▸ Given instruction:
Restate all of the data exactly.

▸ Listed records:
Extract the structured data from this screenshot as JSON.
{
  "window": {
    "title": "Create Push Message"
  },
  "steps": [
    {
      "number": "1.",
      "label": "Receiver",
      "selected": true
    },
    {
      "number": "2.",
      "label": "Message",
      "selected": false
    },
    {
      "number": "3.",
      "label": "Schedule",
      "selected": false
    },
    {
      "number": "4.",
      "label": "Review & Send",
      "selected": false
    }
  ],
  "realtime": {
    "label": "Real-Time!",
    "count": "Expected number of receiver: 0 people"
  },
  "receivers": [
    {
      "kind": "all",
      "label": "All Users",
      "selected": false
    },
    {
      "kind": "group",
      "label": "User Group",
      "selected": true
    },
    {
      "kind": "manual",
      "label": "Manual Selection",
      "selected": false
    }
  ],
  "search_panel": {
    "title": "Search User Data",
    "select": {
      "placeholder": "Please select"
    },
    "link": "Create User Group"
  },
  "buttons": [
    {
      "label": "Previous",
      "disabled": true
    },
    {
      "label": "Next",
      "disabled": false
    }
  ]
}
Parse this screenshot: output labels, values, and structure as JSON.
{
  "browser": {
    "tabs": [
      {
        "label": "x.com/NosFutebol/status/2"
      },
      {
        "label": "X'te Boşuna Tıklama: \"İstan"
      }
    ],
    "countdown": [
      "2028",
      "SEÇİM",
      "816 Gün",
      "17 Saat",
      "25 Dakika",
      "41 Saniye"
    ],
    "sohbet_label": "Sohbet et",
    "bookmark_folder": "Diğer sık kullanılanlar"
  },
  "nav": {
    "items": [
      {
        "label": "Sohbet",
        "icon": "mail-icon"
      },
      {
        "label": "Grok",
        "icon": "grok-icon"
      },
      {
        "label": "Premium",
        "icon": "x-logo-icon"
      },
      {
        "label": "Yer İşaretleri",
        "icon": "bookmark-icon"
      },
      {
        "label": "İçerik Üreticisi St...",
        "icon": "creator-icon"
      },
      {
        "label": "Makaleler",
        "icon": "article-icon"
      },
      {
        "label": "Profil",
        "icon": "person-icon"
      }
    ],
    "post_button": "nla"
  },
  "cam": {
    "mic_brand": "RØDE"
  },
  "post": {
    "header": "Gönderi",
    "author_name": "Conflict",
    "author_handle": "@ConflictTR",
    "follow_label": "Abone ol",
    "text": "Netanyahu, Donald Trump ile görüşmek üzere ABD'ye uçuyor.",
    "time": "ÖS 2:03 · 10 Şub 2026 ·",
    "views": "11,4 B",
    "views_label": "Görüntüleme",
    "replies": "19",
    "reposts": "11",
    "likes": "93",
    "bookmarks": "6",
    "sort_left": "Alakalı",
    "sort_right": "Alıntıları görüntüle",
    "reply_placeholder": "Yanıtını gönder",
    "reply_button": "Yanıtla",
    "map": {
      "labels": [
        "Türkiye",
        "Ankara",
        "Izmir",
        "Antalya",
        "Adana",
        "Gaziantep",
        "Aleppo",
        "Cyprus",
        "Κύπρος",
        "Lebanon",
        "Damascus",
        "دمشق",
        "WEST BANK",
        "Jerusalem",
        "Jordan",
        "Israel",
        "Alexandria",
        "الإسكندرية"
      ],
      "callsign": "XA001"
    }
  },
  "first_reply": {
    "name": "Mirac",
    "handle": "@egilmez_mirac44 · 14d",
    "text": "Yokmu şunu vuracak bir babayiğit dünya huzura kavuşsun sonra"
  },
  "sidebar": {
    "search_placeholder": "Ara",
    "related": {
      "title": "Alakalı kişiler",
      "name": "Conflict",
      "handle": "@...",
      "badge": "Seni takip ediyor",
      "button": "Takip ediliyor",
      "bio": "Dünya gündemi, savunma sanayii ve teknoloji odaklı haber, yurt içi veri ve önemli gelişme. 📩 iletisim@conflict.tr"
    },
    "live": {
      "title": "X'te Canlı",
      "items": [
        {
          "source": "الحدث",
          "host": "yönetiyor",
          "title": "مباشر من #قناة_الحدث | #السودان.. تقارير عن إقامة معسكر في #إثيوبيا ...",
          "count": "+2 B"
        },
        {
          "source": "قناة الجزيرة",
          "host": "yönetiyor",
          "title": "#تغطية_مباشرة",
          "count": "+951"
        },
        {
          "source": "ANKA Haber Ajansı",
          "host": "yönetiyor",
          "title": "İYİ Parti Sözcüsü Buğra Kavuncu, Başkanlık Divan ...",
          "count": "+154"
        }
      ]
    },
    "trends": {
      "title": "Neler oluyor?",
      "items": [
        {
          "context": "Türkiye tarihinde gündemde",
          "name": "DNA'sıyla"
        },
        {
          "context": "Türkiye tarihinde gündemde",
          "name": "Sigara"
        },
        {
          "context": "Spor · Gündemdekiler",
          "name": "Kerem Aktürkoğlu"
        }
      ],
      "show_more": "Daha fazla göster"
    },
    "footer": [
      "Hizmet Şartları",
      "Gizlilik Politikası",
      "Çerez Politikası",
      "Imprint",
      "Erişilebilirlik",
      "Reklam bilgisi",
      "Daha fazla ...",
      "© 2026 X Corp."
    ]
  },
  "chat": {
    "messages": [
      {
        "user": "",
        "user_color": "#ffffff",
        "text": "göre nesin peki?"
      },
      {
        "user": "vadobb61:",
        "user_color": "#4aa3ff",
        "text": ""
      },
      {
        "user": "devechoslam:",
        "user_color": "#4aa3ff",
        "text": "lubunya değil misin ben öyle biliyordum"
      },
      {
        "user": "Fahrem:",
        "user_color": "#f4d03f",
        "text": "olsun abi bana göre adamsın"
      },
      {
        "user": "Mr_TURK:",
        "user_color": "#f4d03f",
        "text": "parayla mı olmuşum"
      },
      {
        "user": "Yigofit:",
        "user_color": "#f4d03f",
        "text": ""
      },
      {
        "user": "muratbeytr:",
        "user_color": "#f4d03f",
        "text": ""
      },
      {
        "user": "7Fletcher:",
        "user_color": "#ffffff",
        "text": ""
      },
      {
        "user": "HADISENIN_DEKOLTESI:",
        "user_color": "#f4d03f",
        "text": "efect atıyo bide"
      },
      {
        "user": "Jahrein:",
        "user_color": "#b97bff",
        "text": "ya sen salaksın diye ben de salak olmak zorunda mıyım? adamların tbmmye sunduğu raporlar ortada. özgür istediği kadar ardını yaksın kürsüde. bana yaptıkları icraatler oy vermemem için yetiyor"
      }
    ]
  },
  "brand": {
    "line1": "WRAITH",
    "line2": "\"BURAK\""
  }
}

▸ Answer to this problem:
Extract the structured data from this screenshot as JSON.
{
  "window": {
    "title": "Create Push Message"
  },
  "steps": [
    {
      "number": "1.",
      "label": "Receiver",
      "selected": true
    },
    {
      "number": "2.",
      "label": "Message",
      "selected": false
    },
    {
      "number": "3.",
      "label": "Schedule",
      "selected": false
    },
    {
      "number": "4.",
      "label": "Review & Send",
      "selected": false
    }
  ],
  "realtime": {
    "label": "Real-Time!",
    "count": "Expected number of receiver: 0 people"
  },
  "receivers": [
    {
      "kind": "all",
      "label": "All Users",
      "selected": false
    },
    {
      "kind": "group",
      "label": "User Group",
      "selected": true
    },
    {
      "kind": "manual",
      "label": "Manual Selection",
      "selected": false
    }
  ],
  "search_panel": {
    "title": "Search User Data",
    "select": {
      "placeholder": "Please select"
    },
    "link": "Create User Group"
  },
  "buttons": [
    {
      "label": "Previous",
      "disabled": true
    },
    {
      "label": "Next",
      "disabled": false
    }
  ]
}
Parse this screenshot: output labels, values, and structure as JSON.
{
  "browser": {
    "tabs": [
      {
        "label": "x.com/NosFutebol/status/2"
      },
      {
        "label": "X'te Boşuna Tıklama: \"İstan"
      }
    ],
    "countdown": [
      "2028",
      "SEÇİM",
      "816 Gün",
      "17 Saat",
      "25 Dakika",
      "41 Saniye"
    ],
    "sohbet_label": "Sohbet et",
    "bookmark_folder": "Diğer sık kullanılanlar"
  },
  "nav": {
    "items": [
      {
        "label": "Sohbet",
        "icon": "mail-icon"
      },
      {
        "label": "Grok",
        "icon": "grok-icon"
      },
      {
        "label": "Premium",
        "icon": "x-logo-icon"
      },
      {
        "label": "Yer İşaretleri",
        "icon": "bookmark-icon"
      },
      {
        "label": "İçerik Üreticisi St...",
        "icon": "creator-icon"
      },
      {
        "label": "Makaleler",
        "icon": "article-icon"
      },
      {
        "label": "Profil",
        "icon": "person-icon"
      }
    ],
    "post_button": "nla"
  },
  "cam": {
    "mic_brand": "RØDE"
  },
  "post": {
    "header": "Gönderi",
    "author_name": "Conflict",
    "author_handle": "@ConflictTR",
    "follow_label": "Abone ol",
    "text": "Netanyahu, Donald Trump ile görüşmek üzere ABD'ye uçuyor.",
    "time": "ÖS 2:03 · 10 Şub 2026 ·",
    "views": "11,4 B",
    "views_label": "Görüntüleme",
    "replies": "19",
    "reposts": "11",
    "likes": "93",
    "bookmarks": "6",
    "sort_left": "Alakalı",
    "sort_right": "Alıntıları görüntüle",
    "reply_placeholder": "Yanıtını gönder",
    "reply_button": "Yanıtla",
    "map": {
      "labels": [
        "Türkiye",
        "Ankara",
        "Izmir",
        "Antalya",
        "Adana",
        "Gaziantep",
        "Aleppo",
        "Cyprus",
        "Κύπρος",
        "Lebanon",
        "Damascus",
        "دمشق",
        "WEST BANK",
        "Jerusalem",
        "Jordan",
        "Israel",
        "Alexandria",
        "الإسكندرية"
      ],
      "callsign": "XA001"
    }
  },
  "first_reply": {
    "name": "Mirac",
    "handle": "@egilmez_mirac44 · 14d",
    "text": "Yokmu şunu vuracak bir babayiğit dünya huzura kavuşsun sonra"
  },
  "sidebar": {
    "search_placeholder": "Ara",
    "related": {
      "title": "Alakalı kişiler",
      "name": "Conflict",
      "handle": "@...",
      "badge": "Seni takip ediyor",
      "button": "Takip ediliyor",
      "bio": "Dünya gündemi, savunma sanayii ve teknoloji odaklı haber, yurt içi veri ve önemli gelişme. 📩 iletisim@conflict.tr"
    },
    "live": {
      "title": "X'te Canlı",
      "items": [
        {
          "source": "الحدث",
          "host": "yönetiyor",
          "title": "مباشر من #قناة_الحدث | #السودان.. تقارير عن إقامة معسكر في #إثيوبيا ...",
          "count": "+2 B"
        },
        {
          "source": "قناة الجزيرة",
          "host": "yönetiyor",
          "title": "#تغطية_مباشرة",
          "count": "+951"
        },
        {
          "source": "ANKA Haber Ajansı",
          "host": "yönetiyor",
          "title": "İYİ Parti Sözcüsü Buğra Kavuncu, Başkanlık Divan ...",
          "count": "+154"
        }
      ]
    },
    "trends": {
      "title": "Neler oluyor?",
      "items": [
        {
          "context": "Türkiye tarihinde gündemde",
          "name": "DNA'sıyla"
        },
        {
          "context": "Türkiye tarihinde gündemde",
          "name": "Sigara"
        },
        {
          "context": "Spor · Gündemdekiler",
          "name": "Kerem Aktürkoğlu"
        }
      ],
      "show_more": "Daha fazla göster"
    },
    "footer": [
      "Hizmet Şartları",
      "Gizlilik Politikası",
      "Çerez Politikası",
      "Imprint",
      "Erişilebilirlik",
      "Reklam bilgisi",
      "Daha fazla ...",
      "© 2026 X Corp."
    ]
  },
  "chat": {
    "messages": [
      {
        "user": "",
        "user_color": "#ffffff",
        "text": "göre nesin peki?"
      },
      {
        "user": "vadobb61:",
        "user_color": "#4aa3ff",
        "text": ""
      },
      {
        "user": "devechoslam:",
        "user_color": "#4aa3ff",
        "text": "lubunya değil misin ben öyle biliyordum"
      },
      {
        "user": "Fahrem:",
        "user_color": "#f4d03f",
        "text": "olsun abi bana göre adamsın"
      },
      {
        "user": "Mr_TURK:",
        "user_color": "#f4d03f",
        "text": "parayla mı olmuşum"
      },
      {
        "user": "Yigofit:",
        "user_color": "#f4d03f",
        "text": ""
      },
      {
        "user": "muratbeytr:",
        "user_color": "#f4d03f",
        "text": ""
      },
      {
        "user": "7Fletcher:",
        "user_color": "#ffffff",
        "text": ""
      },
      {
        "user": "HADISENIN_DEKOLTESI:",
        "user_color": "#f4d03f",
        "text": "efect atıyo bide"
      },
      {
        "user": "Jahrein:",
        "user_color": "#b97bff",
        "text": "ya sen salaksın diye ben de salak olmak zorunda mıyım? adamların tbmmye sunduğu raporlar ortada. özgür istediği kadar ardını yaksın kürsüde. bana yaptıkları icraatler oy vermemem için yetiyor"
      }
    ]
  },
  "brand": {
    "line1": "WRAITH",
    "line2": "\"BURAK\""
  }
}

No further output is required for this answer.